• [What is being asked]
Take the lines of the items from the line with "cell-unvan: UZMAN TABİP: [58, 125, 155, 142]" to the line with "table-row: [11, 125, 1024, 142]", switch "cell-extra" to "cell-spare", and write out only those lines with nothing else changed.

★ ★ ★ ★ ★

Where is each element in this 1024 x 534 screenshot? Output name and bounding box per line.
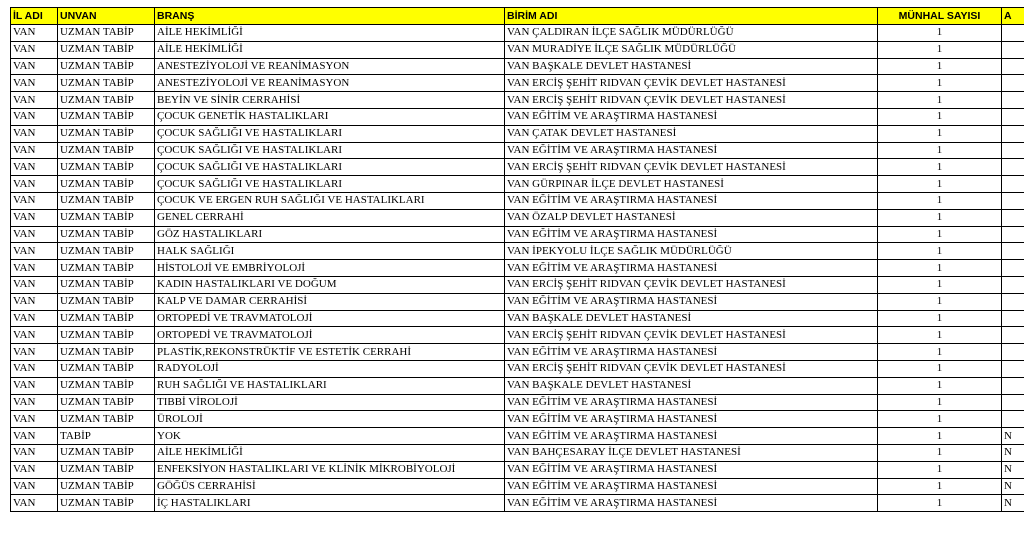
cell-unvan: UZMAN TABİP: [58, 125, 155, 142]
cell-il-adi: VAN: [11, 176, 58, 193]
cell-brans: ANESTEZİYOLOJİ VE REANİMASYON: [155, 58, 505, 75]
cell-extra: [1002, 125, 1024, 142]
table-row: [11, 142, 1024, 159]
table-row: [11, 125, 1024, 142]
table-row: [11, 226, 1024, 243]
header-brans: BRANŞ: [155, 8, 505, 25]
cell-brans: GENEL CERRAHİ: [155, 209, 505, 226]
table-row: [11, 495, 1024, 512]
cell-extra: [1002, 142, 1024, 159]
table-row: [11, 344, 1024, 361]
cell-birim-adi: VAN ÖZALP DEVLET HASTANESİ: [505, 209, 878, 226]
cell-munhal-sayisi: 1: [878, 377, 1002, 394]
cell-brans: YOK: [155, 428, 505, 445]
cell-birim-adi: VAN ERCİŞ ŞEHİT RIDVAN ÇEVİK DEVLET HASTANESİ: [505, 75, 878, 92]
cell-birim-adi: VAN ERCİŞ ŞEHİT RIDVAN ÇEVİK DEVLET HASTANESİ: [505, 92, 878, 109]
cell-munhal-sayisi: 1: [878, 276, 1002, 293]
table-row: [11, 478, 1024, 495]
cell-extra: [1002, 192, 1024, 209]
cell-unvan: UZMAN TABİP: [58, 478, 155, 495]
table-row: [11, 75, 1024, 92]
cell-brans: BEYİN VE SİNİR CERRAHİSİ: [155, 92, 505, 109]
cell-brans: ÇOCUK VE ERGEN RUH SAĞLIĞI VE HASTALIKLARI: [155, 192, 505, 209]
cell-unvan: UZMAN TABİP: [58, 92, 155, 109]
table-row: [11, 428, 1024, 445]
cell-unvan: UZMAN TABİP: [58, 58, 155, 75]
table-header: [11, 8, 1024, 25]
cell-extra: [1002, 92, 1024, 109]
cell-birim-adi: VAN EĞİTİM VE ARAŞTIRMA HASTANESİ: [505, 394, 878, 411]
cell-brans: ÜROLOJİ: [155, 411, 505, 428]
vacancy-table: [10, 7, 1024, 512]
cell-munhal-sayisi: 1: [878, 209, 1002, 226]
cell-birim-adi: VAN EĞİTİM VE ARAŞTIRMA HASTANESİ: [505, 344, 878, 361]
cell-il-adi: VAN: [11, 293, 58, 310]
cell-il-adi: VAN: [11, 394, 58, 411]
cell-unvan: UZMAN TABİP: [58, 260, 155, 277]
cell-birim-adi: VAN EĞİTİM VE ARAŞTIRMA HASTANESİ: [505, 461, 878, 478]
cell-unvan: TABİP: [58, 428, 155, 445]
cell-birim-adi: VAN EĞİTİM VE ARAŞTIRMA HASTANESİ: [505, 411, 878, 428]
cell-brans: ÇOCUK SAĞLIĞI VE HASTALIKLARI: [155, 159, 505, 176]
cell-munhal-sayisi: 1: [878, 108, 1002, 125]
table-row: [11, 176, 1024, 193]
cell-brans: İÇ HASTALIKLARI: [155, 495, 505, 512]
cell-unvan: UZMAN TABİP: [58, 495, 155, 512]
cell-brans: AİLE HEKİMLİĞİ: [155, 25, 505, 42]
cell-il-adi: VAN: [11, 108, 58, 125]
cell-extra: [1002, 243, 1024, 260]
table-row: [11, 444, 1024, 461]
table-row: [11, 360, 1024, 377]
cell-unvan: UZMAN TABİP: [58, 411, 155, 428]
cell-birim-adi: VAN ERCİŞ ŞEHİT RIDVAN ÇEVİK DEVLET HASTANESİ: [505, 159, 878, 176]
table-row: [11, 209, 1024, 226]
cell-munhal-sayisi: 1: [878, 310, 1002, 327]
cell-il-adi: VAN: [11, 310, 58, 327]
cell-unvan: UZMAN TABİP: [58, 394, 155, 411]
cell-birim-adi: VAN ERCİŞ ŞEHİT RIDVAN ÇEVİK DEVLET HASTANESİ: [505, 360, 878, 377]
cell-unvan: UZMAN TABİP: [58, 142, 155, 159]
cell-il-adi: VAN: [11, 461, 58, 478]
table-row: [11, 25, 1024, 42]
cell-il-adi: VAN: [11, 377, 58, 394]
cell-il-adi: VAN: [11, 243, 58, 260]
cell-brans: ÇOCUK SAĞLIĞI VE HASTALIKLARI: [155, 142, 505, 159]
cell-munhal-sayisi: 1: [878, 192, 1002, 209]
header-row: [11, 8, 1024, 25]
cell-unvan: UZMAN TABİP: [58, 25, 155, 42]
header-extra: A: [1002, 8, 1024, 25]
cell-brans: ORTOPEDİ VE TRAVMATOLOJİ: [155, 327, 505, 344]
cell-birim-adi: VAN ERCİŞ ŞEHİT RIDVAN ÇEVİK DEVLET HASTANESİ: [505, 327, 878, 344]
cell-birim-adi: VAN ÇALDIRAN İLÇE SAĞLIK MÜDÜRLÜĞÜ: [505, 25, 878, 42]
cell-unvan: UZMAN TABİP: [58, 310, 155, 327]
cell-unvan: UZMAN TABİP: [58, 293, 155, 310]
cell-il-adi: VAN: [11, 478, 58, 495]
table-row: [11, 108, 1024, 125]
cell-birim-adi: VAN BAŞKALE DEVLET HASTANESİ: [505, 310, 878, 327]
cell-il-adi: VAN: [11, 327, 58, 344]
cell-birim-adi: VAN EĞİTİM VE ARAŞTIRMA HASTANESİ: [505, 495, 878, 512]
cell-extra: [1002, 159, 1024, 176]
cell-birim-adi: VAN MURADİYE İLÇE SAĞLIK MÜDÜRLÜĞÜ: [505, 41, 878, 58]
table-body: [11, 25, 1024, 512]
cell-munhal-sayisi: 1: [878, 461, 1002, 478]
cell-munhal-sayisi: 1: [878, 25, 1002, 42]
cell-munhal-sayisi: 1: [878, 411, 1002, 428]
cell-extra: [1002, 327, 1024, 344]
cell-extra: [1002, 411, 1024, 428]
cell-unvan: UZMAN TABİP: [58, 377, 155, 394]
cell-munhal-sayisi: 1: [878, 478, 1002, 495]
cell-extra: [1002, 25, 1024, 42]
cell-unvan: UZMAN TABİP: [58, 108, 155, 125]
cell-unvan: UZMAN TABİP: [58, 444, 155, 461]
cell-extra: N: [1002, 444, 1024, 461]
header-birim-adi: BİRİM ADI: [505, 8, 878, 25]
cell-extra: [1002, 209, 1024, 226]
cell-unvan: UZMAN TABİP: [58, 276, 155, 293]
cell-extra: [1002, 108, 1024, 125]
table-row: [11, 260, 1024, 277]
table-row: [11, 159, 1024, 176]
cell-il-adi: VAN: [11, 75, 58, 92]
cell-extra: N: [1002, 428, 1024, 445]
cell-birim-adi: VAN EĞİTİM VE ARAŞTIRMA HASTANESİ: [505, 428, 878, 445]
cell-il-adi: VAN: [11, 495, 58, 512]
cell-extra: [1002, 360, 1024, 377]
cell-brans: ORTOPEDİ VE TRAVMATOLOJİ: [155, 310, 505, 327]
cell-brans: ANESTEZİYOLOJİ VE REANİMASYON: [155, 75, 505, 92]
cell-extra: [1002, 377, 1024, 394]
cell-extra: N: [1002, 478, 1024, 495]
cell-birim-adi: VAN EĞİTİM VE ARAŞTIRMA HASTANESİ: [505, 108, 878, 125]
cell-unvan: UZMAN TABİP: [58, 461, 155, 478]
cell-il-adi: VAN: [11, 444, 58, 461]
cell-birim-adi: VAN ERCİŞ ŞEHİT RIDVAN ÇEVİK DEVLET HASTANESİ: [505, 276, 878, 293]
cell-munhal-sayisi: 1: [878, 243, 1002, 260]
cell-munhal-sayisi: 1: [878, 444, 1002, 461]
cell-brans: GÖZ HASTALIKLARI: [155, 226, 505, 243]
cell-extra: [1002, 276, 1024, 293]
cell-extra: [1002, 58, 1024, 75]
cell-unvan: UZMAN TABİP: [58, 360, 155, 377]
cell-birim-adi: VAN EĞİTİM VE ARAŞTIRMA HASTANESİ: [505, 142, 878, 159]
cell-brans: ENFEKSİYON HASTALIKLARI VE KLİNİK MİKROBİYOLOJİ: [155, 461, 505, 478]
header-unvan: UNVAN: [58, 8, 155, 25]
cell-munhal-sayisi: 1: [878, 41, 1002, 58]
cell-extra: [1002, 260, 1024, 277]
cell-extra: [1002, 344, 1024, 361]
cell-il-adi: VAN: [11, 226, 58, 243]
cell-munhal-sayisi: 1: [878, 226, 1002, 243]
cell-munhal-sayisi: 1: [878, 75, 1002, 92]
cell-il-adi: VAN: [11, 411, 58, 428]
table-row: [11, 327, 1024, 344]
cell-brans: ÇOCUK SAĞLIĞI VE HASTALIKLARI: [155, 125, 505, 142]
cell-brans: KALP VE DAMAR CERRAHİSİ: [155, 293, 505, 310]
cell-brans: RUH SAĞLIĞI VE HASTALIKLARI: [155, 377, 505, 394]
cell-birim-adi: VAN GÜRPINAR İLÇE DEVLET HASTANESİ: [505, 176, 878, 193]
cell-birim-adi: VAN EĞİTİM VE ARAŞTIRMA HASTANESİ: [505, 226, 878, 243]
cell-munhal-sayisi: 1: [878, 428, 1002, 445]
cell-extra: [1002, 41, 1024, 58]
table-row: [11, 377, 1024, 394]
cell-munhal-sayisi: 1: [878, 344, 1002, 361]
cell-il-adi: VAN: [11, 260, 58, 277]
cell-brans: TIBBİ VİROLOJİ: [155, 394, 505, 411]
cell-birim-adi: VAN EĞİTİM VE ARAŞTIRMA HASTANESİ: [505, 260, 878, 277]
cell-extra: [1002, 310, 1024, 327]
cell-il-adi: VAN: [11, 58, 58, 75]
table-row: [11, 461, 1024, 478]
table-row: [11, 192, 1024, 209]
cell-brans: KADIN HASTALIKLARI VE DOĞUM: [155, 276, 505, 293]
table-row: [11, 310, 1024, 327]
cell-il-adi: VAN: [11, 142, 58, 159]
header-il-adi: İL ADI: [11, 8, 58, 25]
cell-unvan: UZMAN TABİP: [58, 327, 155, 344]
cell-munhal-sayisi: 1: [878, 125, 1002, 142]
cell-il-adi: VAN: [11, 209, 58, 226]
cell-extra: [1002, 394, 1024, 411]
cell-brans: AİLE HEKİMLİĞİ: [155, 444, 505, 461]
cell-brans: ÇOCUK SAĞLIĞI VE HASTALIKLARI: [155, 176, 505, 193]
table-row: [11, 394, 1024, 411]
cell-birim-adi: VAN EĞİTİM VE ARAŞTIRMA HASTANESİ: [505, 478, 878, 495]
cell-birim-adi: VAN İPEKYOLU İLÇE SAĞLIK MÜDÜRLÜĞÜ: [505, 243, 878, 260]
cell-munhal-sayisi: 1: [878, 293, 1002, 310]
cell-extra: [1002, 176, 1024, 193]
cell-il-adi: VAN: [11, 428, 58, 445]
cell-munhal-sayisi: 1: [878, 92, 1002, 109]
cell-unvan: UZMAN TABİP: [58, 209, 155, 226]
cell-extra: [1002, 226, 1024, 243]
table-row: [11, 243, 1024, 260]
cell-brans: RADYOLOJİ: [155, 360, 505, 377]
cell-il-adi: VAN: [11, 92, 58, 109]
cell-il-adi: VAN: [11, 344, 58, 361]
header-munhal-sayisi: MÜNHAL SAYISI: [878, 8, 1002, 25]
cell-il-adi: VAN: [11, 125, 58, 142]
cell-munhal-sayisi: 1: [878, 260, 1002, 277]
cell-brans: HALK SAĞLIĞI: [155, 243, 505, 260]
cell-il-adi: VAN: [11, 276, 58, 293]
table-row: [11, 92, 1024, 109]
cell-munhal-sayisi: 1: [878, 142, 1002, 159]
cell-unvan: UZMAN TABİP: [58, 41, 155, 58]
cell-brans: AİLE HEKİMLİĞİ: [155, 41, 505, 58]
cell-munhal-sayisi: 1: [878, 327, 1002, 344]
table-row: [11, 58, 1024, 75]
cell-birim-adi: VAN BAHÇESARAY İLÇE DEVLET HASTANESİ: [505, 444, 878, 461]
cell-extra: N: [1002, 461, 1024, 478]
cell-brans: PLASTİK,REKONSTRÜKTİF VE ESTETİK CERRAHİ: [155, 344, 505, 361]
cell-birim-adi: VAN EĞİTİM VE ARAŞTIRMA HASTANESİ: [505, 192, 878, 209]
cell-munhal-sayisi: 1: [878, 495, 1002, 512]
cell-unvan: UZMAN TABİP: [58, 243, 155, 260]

★ ★ ★ ★ ★

• [The response]
cell-unvan: UZMAN TABİP: [58, 125, 155, 142]
cell-il-adi: VAN: [11, 176, 58, 193]
cell-brans: ANESTEZİYOLOJİ VE REANİMASYON: [155, 58, 505, 75]
cell-spare: [1002, 125, 1024, 142]
table-row: [11, 142, 1024, 159]
table-row: [11, 125, 1024, 142]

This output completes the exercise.